___ Record extracts

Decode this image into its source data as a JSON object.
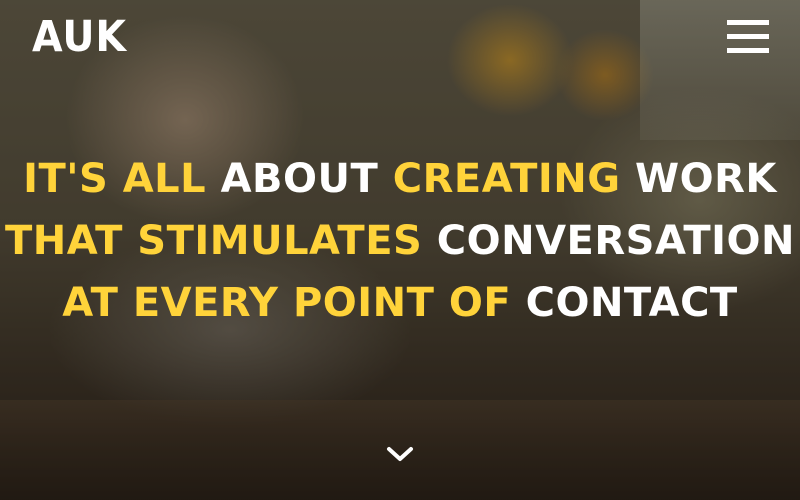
{
  "header": {
    "logo_text": "AUK",
    "menu_icon": "hamburger-menu-icon"
  },
  "hero": {
    "headline_lines": [
      [
        {
          "text": "IT'S ALL",
          "style": "accent"
        },
        {
          "text": "ABOUT",
          "style": "plain"
        },
        {
          "text": "CREATING",
          "style": "accent"
        },
        {
          "text": "WORK",
          "style": "plain"
        }
      ],
      [
        {
          "text": "THAT STIMULATES",
          "style": "accent"
        },
        {
          "text": "CONVERSATION",
          "style": "plain"
        }
      ],
      [
        {
          "text": "AT EVERY POINT OF",
          "style": "accent"
        },
        {
          "text": "CONTACT",
          "style": "plain"
        }
      ]
    ],
    "scroll_icon": "chevron-down-icon"
  },
  "colors": {
    "accent": "#ffd33a",
    "plain": "#ffffff"
  }
}
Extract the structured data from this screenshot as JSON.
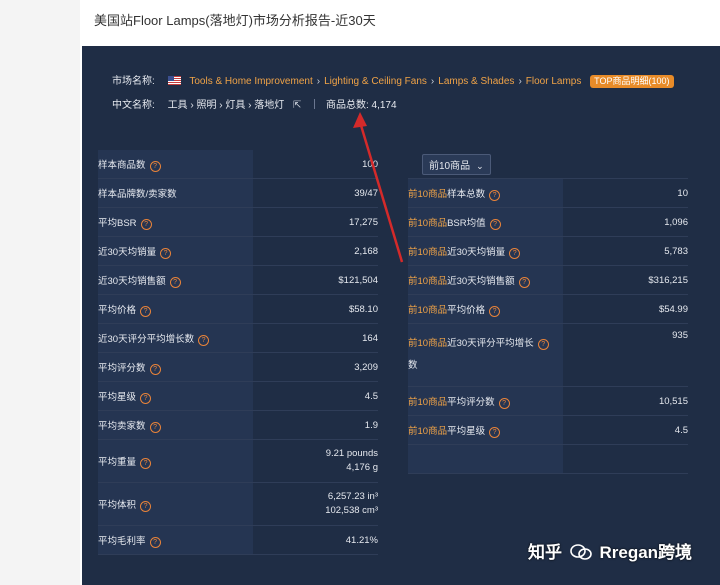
{
  "header": {
    "title": "美国站Floor Lamps(落地灯)市场分析报告-近30天"
  },
  "market": {
    "label": "市场名称:",
    "breadcrumb": [
      "Tools & Home Improvement",
      "Lighting & Ceiling Fans",
      "Lamps & Shades",
      "Floor Lamps"
    ],
    "badge": "TOP商品明细(100)",
    "cn_label": "中文名称:",
    "cn_path": "工具 › 照明 › 灯具 › 落地灯",
    "total_label": "商品总数:",
    "total_value": "4,174"
  },
  "left_stats": [
    {
      "label": "样本商品数",
      "help": true,
      "value": "100"
    },
    {
      "label": "样本品牌数/卖家数",
      "help": false,
      "value": "39/47"
    },
    {
      "label": "平均BSR",
      "help": true,
      "value": "17,275"
    },
    {
      "label": "近30天均销量",
      "help": true,
      "value": "2,168"
    },
    {
      "label": "近30天均销售额",
      "help": true,
      "value": "$121,504"
    },
    {
      "label": "平均价格",
      "help": true,
      "value": "$58.10"
    },
    {
      "label": "近30天评分平均增长数",
      "help": true,
      "value": "164"
    },
    {
      "label": "平均评分数",
      "help": true,
      "value": "3,209"
    },
    {
      "label": "平均星级",
      "help": true,
      "value": "4.5"
    },
    {
      "label": "平均卖家数",
      "help": true,
      "value": "1.9"
    },
    {
      "label": "平均重量",
      "help": true,
      "value": "9.21 pounds",
      "value2": "4,176 g"
    },
    {
      "label": "平均体积",
      "help": true,
      "value": "6,257.23 in³",
      "value2": "102,538 cm³"
    },
    {
      "label": "平均毛利率",
      "help": true,
      "value": "41.21%"
    }
  ],
  "right_select": {
    "value": "前10商品"
  },
  "right_stats": [
    {
      "prefix": "前10商品",
      "label": "样本总数",
      "value": "10"
    },
    {
      "prefix": "前10商品",
      "label": "BSR均值",
      "value": "1,096"
    },
    {
      "prefix": "前10商品",
      "label": "近30天均销量",
      "value": "5,783"
    },
    {
      "prefix": "前10商品",
      "label": "近30天均销售额",
      "value": "$316,215"
    },
    {
      "prefix": "前10商品",
      "label": "平均价格",
      "value": "$54.99"
    },
    {
      "prefix": "前10商品",
      "label": "近30天评分平均增长",
      "label2": "数",
      "value": "935"
    },
    {
      "prefix": "前10商品",
      "label": "平均评分数",
      "value": "10,515"
    },
    {
      "prefix": "前10商品",
      "label": "平均星级",
      "value": "4.5"
    }
  ],
  "help_glyph": "?",
  "watermark": {
    "text1": "知乎",
    "text2": "Rregan跨境"
  },
  "colors": {
    "panel": "#1f2d45",
    "accent": "#f0a347",
    "arrow": "#d42a2a"
  }
}
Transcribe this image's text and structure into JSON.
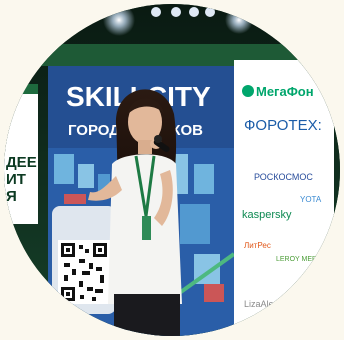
{
  "photo": {
    "shape": "circle",
    "background": "#fbf8ee",
    "left_screen": {
      "title_line1": "SKILLCITY",
      "title_line2": "ГОРОД НАВЫКОВ",
      "side_text": [
        "ДЕЕ",
        "ИТ",
        "Я"
      ]
    },
    "sponsors": [
      "МегаФон",
      "ФОРОТЕХ:",
      "РОСКОСМОС",
      "YOTA",
      "kaspersky",
      "ЛитРес",
      "LEROY MERLIN",
      "LizaAlert"
    ],
    "colors": {
      "stage_green": "#123a24",
      "screen_blue": "#2a5ea8",
      "megafon_green": "#00a66c",
      "shirt": "#f4f4f2"
    }
  }
}
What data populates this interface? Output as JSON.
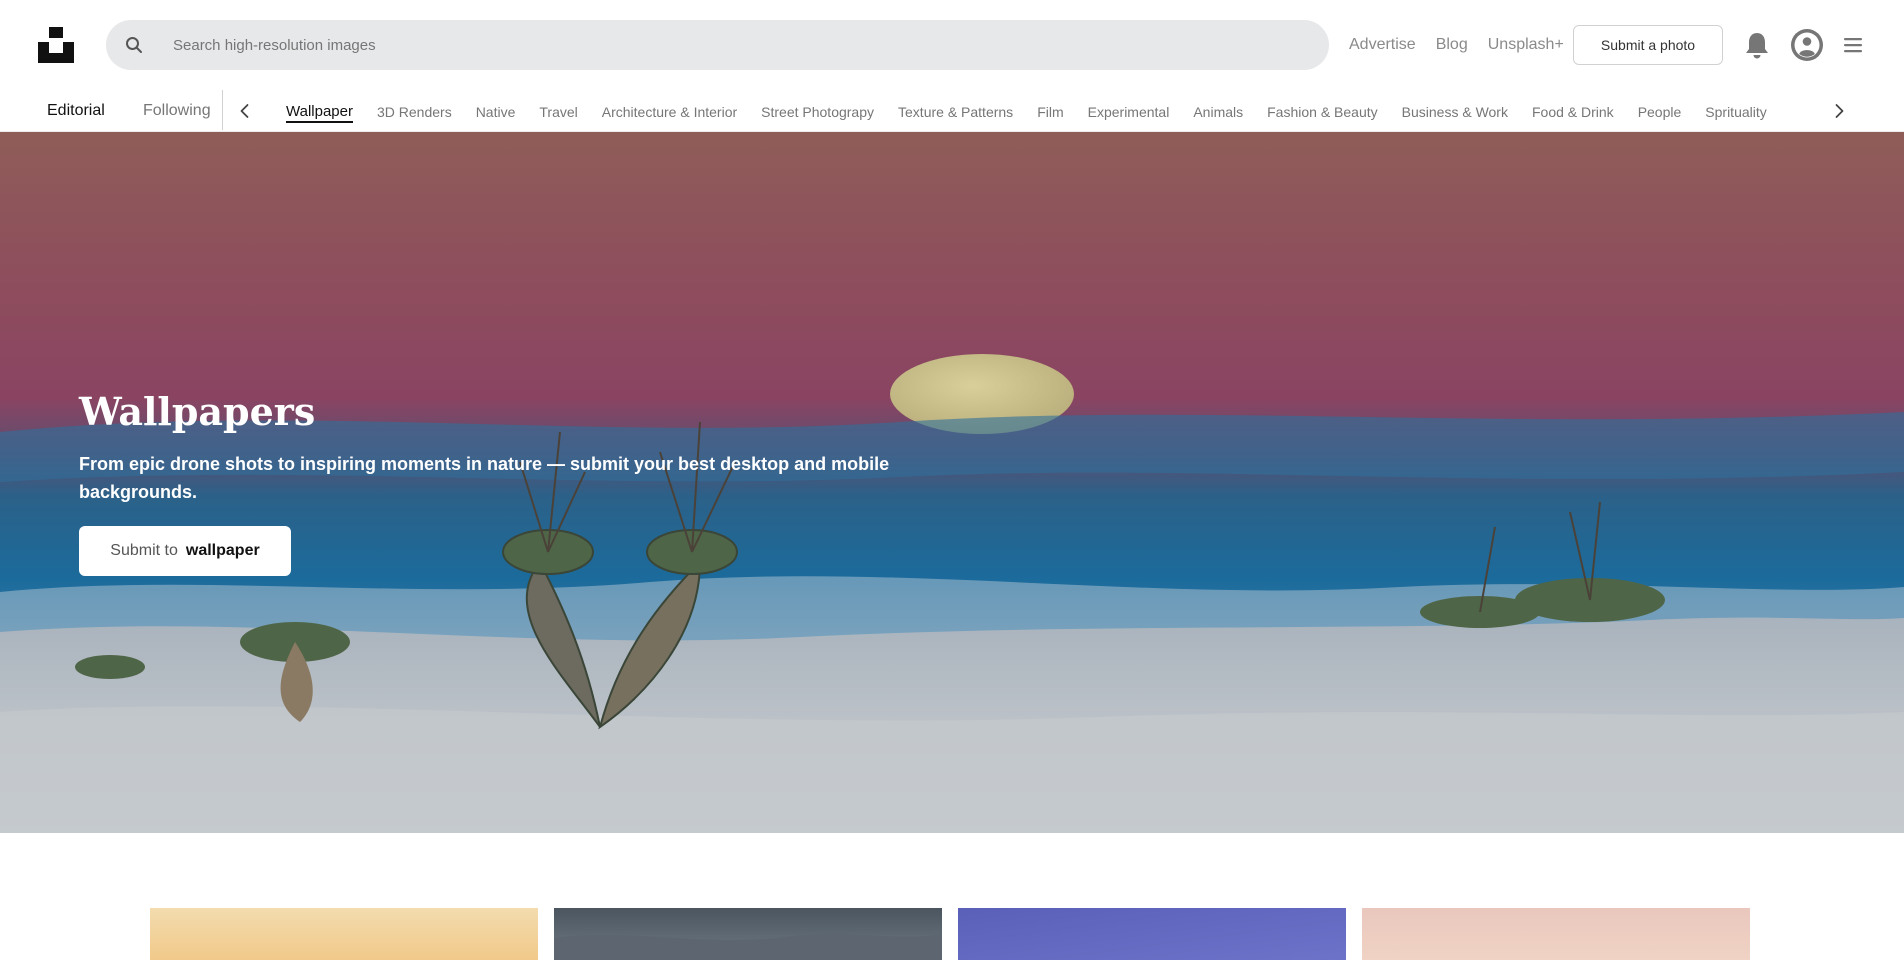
{
  "brand": {
    "logo_icon": "unsplash-logo-icon"
  },
  "search": {
    "placeholder": "Search high-resolution images",
    "icon": "search-icon"
  },
  "header_links": [
    "Advertise",
    "Blog",
    "Unsplash+"
  ],
  "header": {
    "submit_label": "Submit a photo",
    "bell_icon": "bell-icon",
    "avatar_icon": "avatar-icon",
    "menu_icon": "menu-icon"
  },
  "feed_tabs": {
    "editorial": "Editorial",
    "following": "Following"
  },
  "topics": [
    "Wallpaper",
    "3D Renders",
    "Native",
    "Travel",
    "Architecture & Interior",
    "Street Photograpy",
    "Texture & Patterns",
    "Film",
    "Experimental",
    "Animals",
    "Fashion & Beauty",
    "Business & Work",
    "Food & Drink",
    "People",
    "Sprituality"
  ],
  "active_topic": "Wallpaper",
  "hero": {
    "title": "Wallpapers",
    "subtitle": "From epic drone shots to inspiring moments in nature — submit your best desktop and mobile backgrounds.",
    "button_prefix": "Submit to",
    "button_keyword": "wallpaper"
  },
  "colors": {
    "accent": "#111111",
    "muted_text": "#767676",
    "search_bg": "#e7e8ea",
    "sky_top": "#8f5a55",
    "sky_mid": "#8c4460",
    "horizon_blue": "#1f6a9a",
    "sand": "#b7bfc7"
  }
}
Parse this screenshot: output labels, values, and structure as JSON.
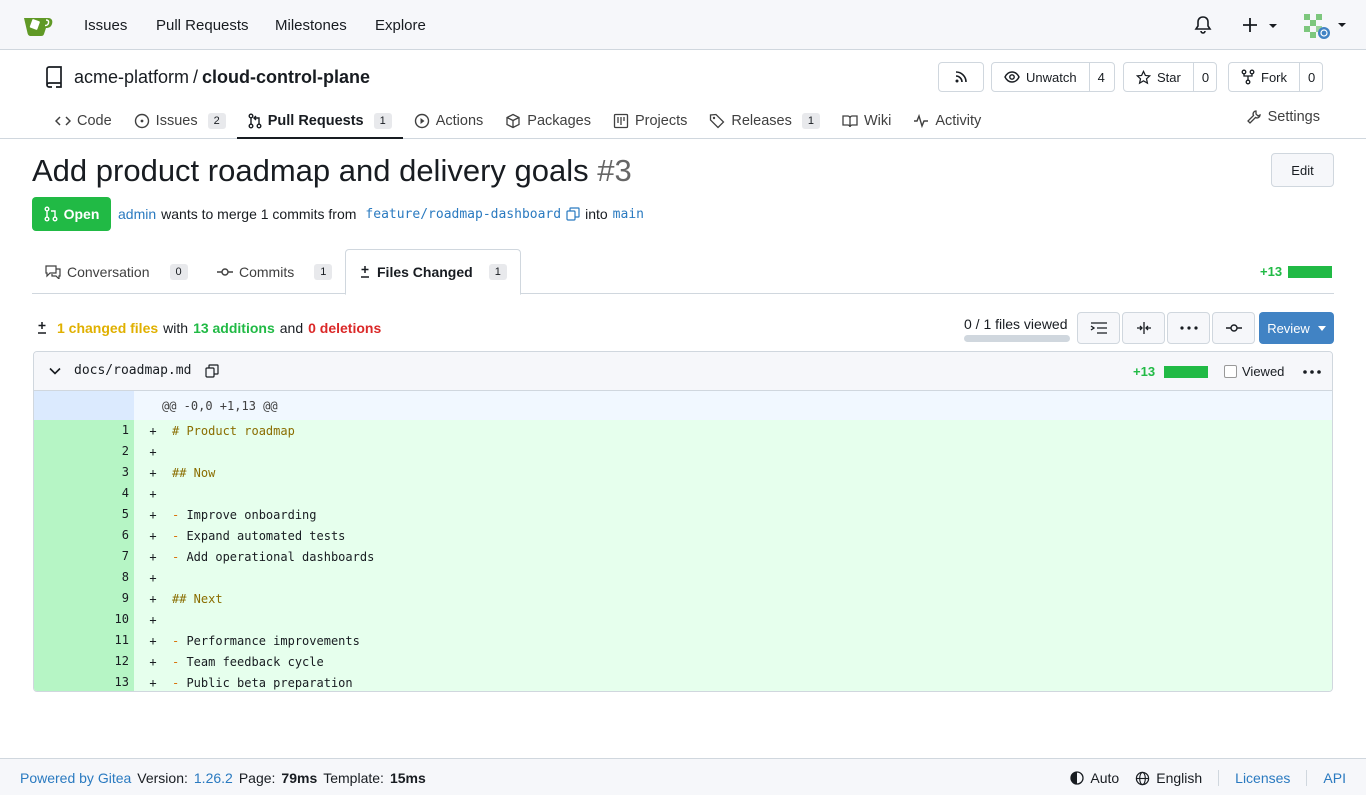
{
  "nav": {
    "links": [
      "Issues",
      "Pull Requests",
      "Milestones",
      "Explore"
    ]
  },
  "repo": {
    "owner": "acme-platform",
    "separator": "/",
    "name": "cloud-control-plane",
    "buttons": {
      "unwatch_label": "Unwatch",
      "watch_count": "4",
      "star_label": "Star",
      "star_count": "0",
      "fork_label": "Fork",
      "fork_count": "0"
    },
    "tabs": [
      {
        "label": "Code",
        "icon": "code-icon"
      },
      {
        "label": "Issues",
        "icon": "issue-icon",
        "count": "2"
      },
      {
        "label": "Pull Requests",
        "icon": "pull-request-icon",
        "count": "1"
      },
      {
        "label": "Actions",
        "icon": "play-icon"
      },
      {
        "label": "Packages",
        "icon": "package-icon"
      },
      {
        "label": "Projects",
        "icon": "project-icon"
      },
      {
        "label": "Releases",
        "icon": "tag-icon",
        "count": "1"
      },
      {
        "label": "Wiki",
        "icon": "book-icon"
      },
      {
        "label": "Activity",
        "icon": "pulse-icon"
      }
    ],
    "settings": "Settings"
  },
  "pr": {
    "title": "Add product roadmap and delivery goals",
    "number": "#3",
    "edit": "Edit",
    "state": "Open",
    "author": "admin",
    "merge_text": "wants to merge 1 commits from",
    "head_branch": "feature/roadmap-dashboard",
    "into": "into",
    "base_branch": "main",
    "tabs": {
      "conversation": "Conversation",
      "conversation_count": "0",
      "commits": "Commits",
      "commits_count": "1",
      "files": "Files Changed",
      "files_count": "1"
    },
    "diffstat": "+13"
  },
  "summary": {
    "changed_files": "1 changed files",
    "with": "with",
    "additions": "13 additions",
    "and": "and",
    "deletions": "0 deletions",
    "viewed": "0 / 1 files viewed",
    "viewed_fraction": 0,
    "review": "Review"
  },
  "file": {
    "name": "docs/roadmap.md",
    "additions": "+13",
    "viewed_label": "Viewed",
    "hunk": "@@ -0,0 +1,13 @@",
    "lines": [
      {
        "n": "1",
        "text": "# Product roadmap"
      },
      {
        "n": "2",
        "text": ""
      },
      {
        "n": "3",
        "text": "## Now"
      },
      {
        "n": "4",
        "text": ""
      },
      {
        "n": "5",
        "text": "- Improve onboarding"
      },
      {
        "n": "6",
        "text": "- Expand automated tests"
      },
      {
        "n": "7",
        "text": "- Add operational dashboards"
      },
      {
        "n": "8",
        "text": ""
      },
      {
        "n": "9",
        "text": "## Next"
      },
      {
        "n": "10",
        "text": ""
      },
      {
        "n": "11",
        "text": "- Performance improvements"
      },
      {
        "n": "12",
        "text": "- Team feedback cycle"
      },
      {
        "n": "13",
        "text": "- Public beta preparation"
      }
    ]
  },
  "footer": {
    "powered": "Powered by Gitea",
    "version_label": "Version:",
    "version": "1.26.2",
    "page_label": "Page:",
    "page_time": "79ms",
    "template_label": "Template:",
    "template_time": "15ms",
    "theme": "Auto",
    "language": "English",
    "licenses": "Licenses",
    "api": "API"
  },
  "colors": {
    "accent": "#2a7ac0",
    "success": "#21ba45",
    "danger": "#db2828",
    "added_bg": "#e6ffed"
  }
}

______

=== To do ===
Whenever "JSON" turns up in a line, pick that line out.

=== Right answer ===
Decode this image into its source data as a JSON object.
Extract the structured data from this screenshot as JSON.
Transcribe this image's text and structure into JSON.
What data populates this interface? Output as JSON.
Parse this screenshot: output labels, values, and structure as JSON.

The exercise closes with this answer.